(Saved data entries)
┌──
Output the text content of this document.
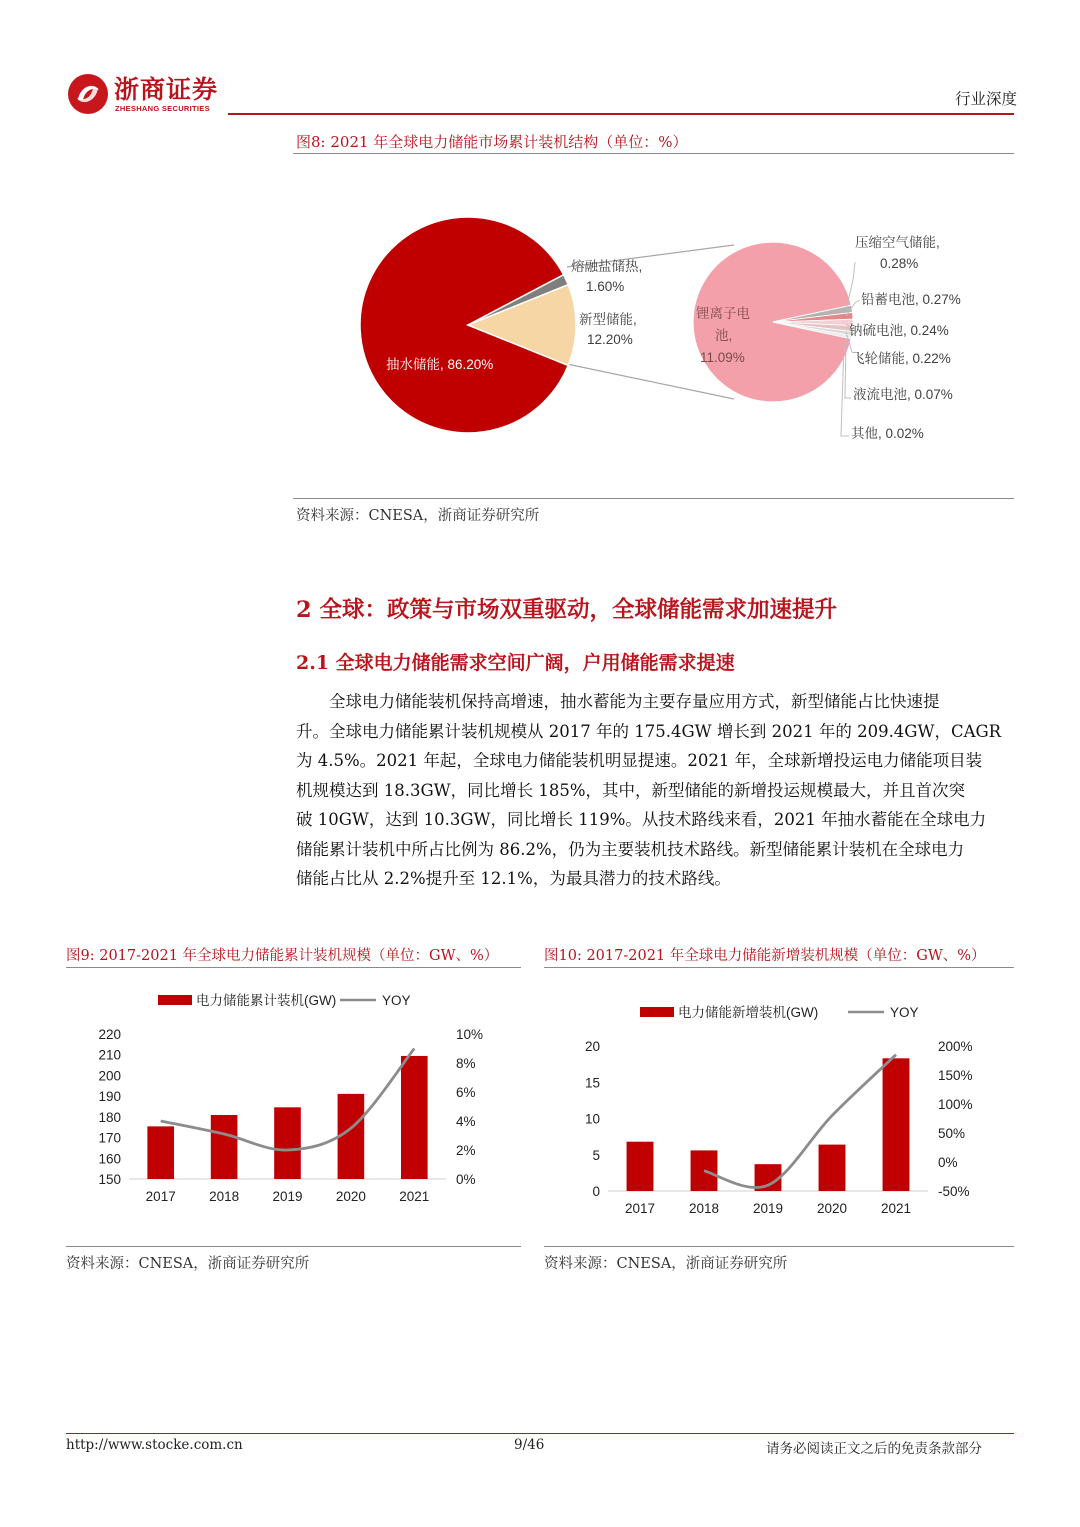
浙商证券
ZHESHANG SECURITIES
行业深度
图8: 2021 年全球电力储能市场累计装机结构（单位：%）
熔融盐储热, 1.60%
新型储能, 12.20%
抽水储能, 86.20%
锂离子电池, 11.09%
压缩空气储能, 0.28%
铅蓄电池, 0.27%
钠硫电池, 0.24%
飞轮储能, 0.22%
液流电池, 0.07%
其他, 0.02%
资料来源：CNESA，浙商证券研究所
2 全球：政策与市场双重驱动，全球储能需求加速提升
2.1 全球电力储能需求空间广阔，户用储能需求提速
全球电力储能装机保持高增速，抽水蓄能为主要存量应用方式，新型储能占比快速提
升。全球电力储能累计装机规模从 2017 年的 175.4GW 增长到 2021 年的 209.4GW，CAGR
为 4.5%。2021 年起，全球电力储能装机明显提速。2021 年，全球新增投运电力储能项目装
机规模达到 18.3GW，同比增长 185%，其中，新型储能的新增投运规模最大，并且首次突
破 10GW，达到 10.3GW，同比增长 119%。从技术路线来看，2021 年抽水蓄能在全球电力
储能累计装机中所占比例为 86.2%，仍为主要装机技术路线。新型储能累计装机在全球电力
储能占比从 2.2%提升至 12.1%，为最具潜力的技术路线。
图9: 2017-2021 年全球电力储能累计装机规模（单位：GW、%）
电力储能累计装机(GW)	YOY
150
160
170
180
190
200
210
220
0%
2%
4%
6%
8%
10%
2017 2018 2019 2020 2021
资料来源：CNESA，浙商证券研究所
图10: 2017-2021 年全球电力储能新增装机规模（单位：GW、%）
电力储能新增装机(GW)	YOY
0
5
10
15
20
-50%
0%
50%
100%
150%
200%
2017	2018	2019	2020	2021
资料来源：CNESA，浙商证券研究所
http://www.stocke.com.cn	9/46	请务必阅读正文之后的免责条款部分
└──
┌──
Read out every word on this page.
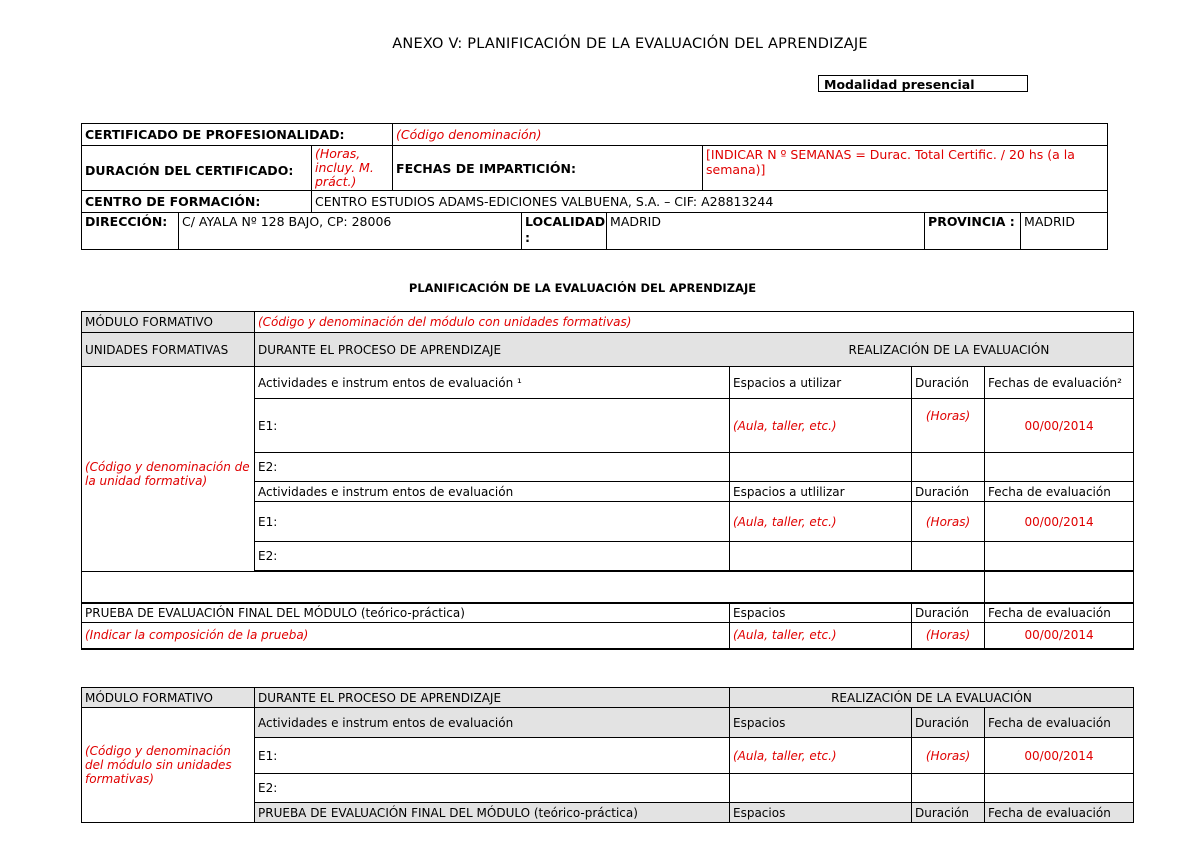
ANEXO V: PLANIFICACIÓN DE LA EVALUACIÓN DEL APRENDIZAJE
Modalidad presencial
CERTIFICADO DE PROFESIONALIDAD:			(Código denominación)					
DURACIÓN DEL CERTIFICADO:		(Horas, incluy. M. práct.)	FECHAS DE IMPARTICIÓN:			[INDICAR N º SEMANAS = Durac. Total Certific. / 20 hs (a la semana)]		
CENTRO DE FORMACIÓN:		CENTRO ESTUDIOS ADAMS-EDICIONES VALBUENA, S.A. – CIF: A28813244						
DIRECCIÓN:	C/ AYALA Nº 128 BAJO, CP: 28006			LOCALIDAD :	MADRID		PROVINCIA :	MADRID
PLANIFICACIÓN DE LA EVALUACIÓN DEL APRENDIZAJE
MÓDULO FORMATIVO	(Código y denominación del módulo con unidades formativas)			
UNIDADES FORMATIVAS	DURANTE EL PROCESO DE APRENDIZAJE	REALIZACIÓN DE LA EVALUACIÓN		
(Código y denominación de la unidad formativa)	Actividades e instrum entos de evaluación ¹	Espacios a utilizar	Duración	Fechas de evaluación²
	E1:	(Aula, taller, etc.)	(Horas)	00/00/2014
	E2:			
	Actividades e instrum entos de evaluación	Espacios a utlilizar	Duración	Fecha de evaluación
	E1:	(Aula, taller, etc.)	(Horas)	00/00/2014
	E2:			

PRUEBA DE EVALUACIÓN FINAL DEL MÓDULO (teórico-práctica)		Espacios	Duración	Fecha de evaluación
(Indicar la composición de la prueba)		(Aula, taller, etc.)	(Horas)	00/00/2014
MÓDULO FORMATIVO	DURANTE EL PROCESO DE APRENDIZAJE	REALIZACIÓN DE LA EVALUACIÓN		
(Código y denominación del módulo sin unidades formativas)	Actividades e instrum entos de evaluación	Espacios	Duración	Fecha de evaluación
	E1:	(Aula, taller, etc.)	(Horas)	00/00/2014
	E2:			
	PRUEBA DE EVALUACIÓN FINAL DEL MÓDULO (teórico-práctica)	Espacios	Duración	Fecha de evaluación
└──
= EXERCISE DIRECTIONS =
Pull out all lines from the entries above that include the word "CERTIFICADO".

= PROBLEM SOLUTION =
CERTIFICADO DE PROFESIONALIDAD:			(Código denominación)					
DURACIÓN DEL CERTIFICADO:		(Horas, incluy. M. práct.)	FECHAS DE IMPARTICIÓN:			[INDICAR N º SEMANAS = Durac. Total Certific. / 20 hs (a la semana)]		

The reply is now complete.